Yes, this is correct. The answer is 1.3 x 10-8, or 0.000000013%.

[bergausstein]

Atmospheric concentrations are usually measured
in parts per billion, by volume (ppbv). So, a concentration of carbon dioxide equal to 13 ppbv means that, for every billion volume units (say,milliliters) of the atmosphere, there are 13 units of carbon dioxide.
Convert an atmospheric concentration of carbon
dioxide of 13 ppbv to a percent (that is, what per-cent of this atmosphere would be carbon dioxide?)

my solution

$\frac{13}{10^9}=1.3\times 10^{-8}$

is this correct. if not please help me arrive at the correct answer. thanks!

 

[MarkFL]

We know that $$\frac{1}{2}=50\%$$ or:

$$\frac{1}{2}=\left(\frac{1}{2}\cdot100 \right)\%=50\%$$

We see that when converting a fraction to a percentage, we must treat the percent sign as division by 100, because per cent literally means "for each 100." So if we attach a percent sign, we must multiply the fraction by 100 so that we are in effect multiplying by:

$$1=\frac{100}{100}=100\cdot\frac{1}{100}=100\%$$

Hence:

$$\frac{a}{b}=\frac{100a}{b}\%$$

Can you proceed?

 

[bergausstein]

I still don't get it.

it's because of parts per billion thing. I'm confused. how am I suppose to convert 13ppbv to a percent? please bear please bear with me.

 

[MarkFL]

What you need to do is:

$$\frac{13}{10^9}=\frac{13\cdot10^2}{10^9}\%$$

Now simplify. :D

+++

**THE PROBLEM**
Reproduce the ppbv thread verbatim, starting at the words "I still don't" and stopping after "bear with me.". Rely only on the ppbv thread.

+++

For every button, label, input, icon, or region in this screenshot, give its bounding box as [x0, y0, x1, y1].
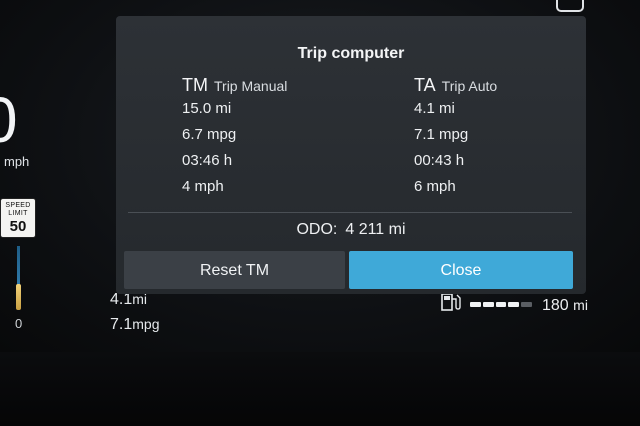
reset-tm-button[interactable]: Reset TM	[124, 251, 345, 289]
column-header: TM Trip Manual	[182, 75, 288, 95]
divider	[128, 212, 572, 213]
ta-avg-speed: 6 mph	[414, 178, 456, 195]
trip-computer-dialog: Trip computer TM Trip Manual 15.0 mi 6.7 …	[116, 16, 586, 294]
speed-gauge-needle	[16, 284, 21, 310]
status-icon	[556, 0, 584, 12]
tm-avg-speed: 4 mph	[182, 178, 224, 195]
range-readout: 180 mi	[542, 297, 588, 314]
odometer: ODO: 4 211 mi	[296, 221, 406, 238]
gauge-zero-label: 0	[15, 316, 23, 331]
close-button[interactable]: Close	[349, 251, 573, 289]
dialog-title: Trip computer	[297, 45, 405, 62]
instrument-cluster: 0 mph SPEED LIMIT 50 0 4.1mi 7.1mpg 180 …	[0, 0, 640, 352]
fuel-segment	[495, 302, 507, 307]
ta-time: 00:43 h	[414, 152, 465, 169]
fuel-segment	[482, 302, 494, 307]
speed-unit: mph	[4, 154, 30, 169]
fuel-segment	[521, 302, 532, 307]
fuel-segment	[508, 302, 520, 307]
fuel-level-bar	[470, 302, 532, 307]
speed-limit-sign: SPEED LIMIT 50	[0, 198, 36, 238]
lower-trip-economy: 7.1mpg	[110, 316, 160, 333]
ta-economy: 7.1 mpg	[414, 126, 469, 143]
bezel-bottom	[0, 352, 640, 426]
speed-limit-caption: SPEED LIMIT	[5, 202, 31, 217]
ta-distance: 4.1 mi	[414, 100, 455, 117]
fuel-segment	[470, 302, 481, 307]
tm-economy: 6.7 mpg	[182, 126, 237, 143]
tm-distance: 15.0 mi	[182, 100, 232, 117]
speed-readout: 0	[0, 88, 18, 152]
speed-limit-value: 50	[9, 218, 27, 235]
trip-auto-column: TA Trip Auto 4.1 mi 7.1 mpg 00:43 h 6 mph	[414, 74, 497, 200]
tm-time: 03:46 h	[182, 152, 233, 169]
fuel-pump-icon	[441, 293, 461, 311]
column-header: TA Trip Auto	[414, 75, 498, 95]
trip-manual-column: TM Trip Manual 15.0 mi 6.7 mpg 03:46 h 4 …	[182, 74, 287, 200]
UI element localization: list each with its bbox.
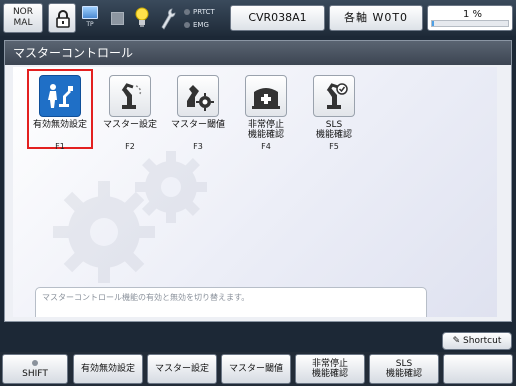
speed-bar <box>431 20 509 27</box>
window-title: マスターコントロール <box>5 41 511 65</box>
status-square-icon <box>111 12 124 25</box>
speed-value: 1 % <box>462 9 482 20</box>
lightbulb-icon <box>135 7 149 27</box>
robot-select-button[interactable]: CVR038A1 <box>230 5 325 31</box>
shortcut-label: Shortcut <box>463 336 502 346</box>
f2-button[interactable]: マスター設定 <box>147 354 217 384</box>
function-key-bar: SHIFT 有効無効設定 マスター設定 マスター閾値 非常停止 機能確認 SLS… <box>0 352 516 386</box>
function-enable-disable[interactable]: 有効無効設定 F1 <box>27 69 93 151</box>
function-key-label: F4 <box>261 142 271 151</box>
shortcut-button[interactable]: ✎ Shortcut <box>442 332 512 350</box>
speed-override[interactable]: 1 % <box>427 5 513 31</box>
description-box: マスターコントロール機能の有効と無効を切り替えます。 <box>35 287 427 317</box>
function-label: 有効無効設定 <box>32 120 87 130</box>
mode-button[interactable]: NOR MAL <box>3 3 43 33</box>
person-robot-icon <box>39 75 81 117</box>
speed-bar-fill <box>432 21 434 26</box>
f6-button[interactable] <box>443 354 513 384</box>
robot-arm-icon <box>109 75 151 117</box>
f1-label: 有効無効設定 <box>80 364 135 374</box>
function-key-label: F2 <box>125 142 135 151</box>
top-status-bar: NOR MAL TP PRTCT EMG CVR038A1 各軸 W0T0 1 … <box>0 0 516 36</box>
shift-indicator-icon <box>32 359 38 366</box>
background-gear-small-icon <box>135 151 207 223</box>
emg-label: EMG <box>193 21 209 29</box>
function-label: SLS 機能確認 <box>315 120 352 140</box>
function-label: マスター閾値 <box>170 120 225 130</box>
master-control-window: マスターコントロール 有効無効設定 F1 マスター設定 F2 マスター閾値 F3… <box>4 40 512 322</box>
function-label: 非常停止 機能確認 <box>247 120 284 140</box>
f2-label: マスター設定 <box>154 364 209 374</box>
prtct-indicator-icon <box>184 9 190 15</box>
function-emergency-stop-check[interactable]: 非常停止 機能確認 F4 <box>233 75 299 151</box>
shift-label: SHIFT <box>22 368 48 379</box>
function-label: マスター設定 <box>102 120 157 130</box>
shift-button[interactable]: SHIFT <box>2 354 68 384</box>
wrench-icon <box>161 8 176 30</box>
axis-mode-button[interactable]: 各軸 W0T0 <box>329 5 423 31</box>
f4-button[interactable]: 非常停止 機能確認 <box>295 354 365 384</box>
tp-indicator: TP <box>82 6 98 34</box>
robot-gear-icon <box>177 75 219 117</box>
shortcut-icon: ✎ <box>452 336 464 346</box>
tp-label: TP <box>86 21 94 28</box>
function-key-label: F3 <box>193 142 203 151</box>
protect-status: PRTCT EMG <box>184 6 215 32</box>
function-master-setting[interactable]: マスター設定 F2 <box>97 75 163 151</box>
f4-label: 非常停止 機能確認 <box>311 359 348 379</box>
f3-button[interactable]: マスター閾値 <box>221 354 291 384</box>
prtct-label: PRTCT <box>193 8 215 16</box>
function-sls-check[interactable]: SLS 機能確認 F5 <box>301 75 367 151</box>
function-key-label: F1 <box>55 142 65 151</box>
lock-button[interactable] <box>48 3 76 33</box>
function-master-threshold[interactable]: マスター閾値 F3 <box>165 75 231 151</box>
f5-label: SLS 機能確認 <box>385 359 422 379</box>
f5-button[interactable]: SLS 機能確認 <box>369 354 439 384</box>
ambulance-icon <box>245 75 287 117</box>
function-key-label: F5 <box>329 142 339 151</box>
emg-indicator-icon <box>184 22 190 28</box>
f3-label: マスター閾値 <box>228 364 283 374</box>
window-body: 有効無効設定 F1 マスター設定 F2 マスター閾値 F3 非常停止 機能確認 … <box>13 67 497 317</box>
robot-check-icon <box>313 75 355 117</box>
f1-button[interactable]: 有効無効設定 <box>73 354 143 384</box>
lock-icon <box>56 10 70 28</box>
tp-screen-icon <box>82 6 98 19</box>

+++

**CORRECT RESULT**
I still don't get it.

it's because of parts per billion thing. I'm confused. how am I suppose to convert 13ppbv to a percent? please bear please bear with me.